## INSTRUCTIONS TO FOLLOW
Copy all the data exactly, except the pictures.
====
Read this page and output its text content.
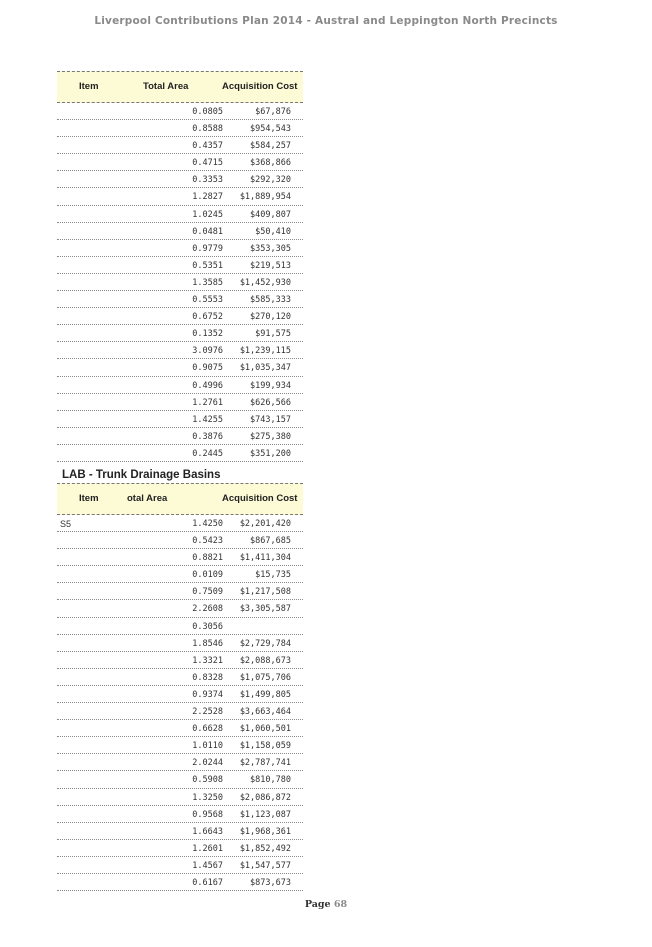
Liverpool Contributions Plan 2014 - Austral and Leppington North Precincts
Item	Total Area	Acquisition Cost
0.0805	$67,876
0.8588	$954,543
0.4357	$584,257
0.4715	$368,866
0.3353	$292,320
1.2827 $1,889,954
1.0245	$409,807
0.0481	$50,410
0.9779	$353,305
0.5351	$219,513
1.3585 $1,452,930
0.5553	$585,333
0.6752	$270,120
0.1352	$91,575
3.0976 $1,239,115
0.9075 $1,035,347
0.4996	$199,934
1.2761	$626,566
1.4255	$743,157
0.3876	$275,380
0.2445	$351,200
LAB - Trunk Drainage Basins
Item	otal Area	Acquisition Cost
S5	1.4250 $2,201,420
0.5423	$867,685
0.8821 $1,411,304
0.0109	$15,735
0.7509 $1,217,508
2.2608 $3,305,587
0.3056
1.8546 $2,729,784
1.3321 $2,088,673
0.8328 $1,075,706
0.9374 $1,499,805
2.2528 $3,663,464
0.6628 $1,060,501
1.0110 $1,158,059
2.0244 $2,787,741
0.5908	$810,780
1.3250 $2,086,872
0.9568 $1,123,087
1.6643 $1,968,361
1.2601 $1,852,492
1.4567 $1,547,577
0.6167	$873,673
Page 68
====
## FULL OUTPUT
Read this page and output its text content.
Liverpool Contributions Plan 2014 - Austral and Leppington North Precincts
Item	Total Area	Acquisition Cost
0.0805	$67,876
0.8588	$954,543
0.4357	$584,257
0.4715	$368,866
0.3353	$292,320
1.2827 $1,889,954
1.0245	$409,807
0.0481	$50,410
0.9779	$353,305
0.5351	$219,513
1.3585 $1,452,930
0.5553	$585,333
0.6752	$270,120
0.1352	$91,575
3.0976 $1,239,115
0.9075 $1,035,347
0.4996	$199,934
1.2761	$626,566
1.4255	$743,157
0.3876	$275,380
0.2445	$351,200
LAB - Trunk Drainage Basins
Item	otal Area	Acquisition Cost
S5	1.4250 $2,201,420
0.5423	$867,685
0.8821 $1,411,304
0.0109	$15,735
0.7509 $1,217,508
2.2608 $3,305,587
0.3056
1.8546 $2,729,784
1.3321 $2,088,673
0.8328 $1,075,706
0.9374 $1,499,805
2.2528 $3,663,464
0.6628 $1,060,501
1.0110 $1,158,059
2.0244 $2,787,741
0.5908	$810,780
1.3250 $2,086,872
0.9568 $1,123,087
1.6643 $1,968,361
1.2601 $1,852,492
1.4567 $1,547,577
0.6167	$873,673
Page 68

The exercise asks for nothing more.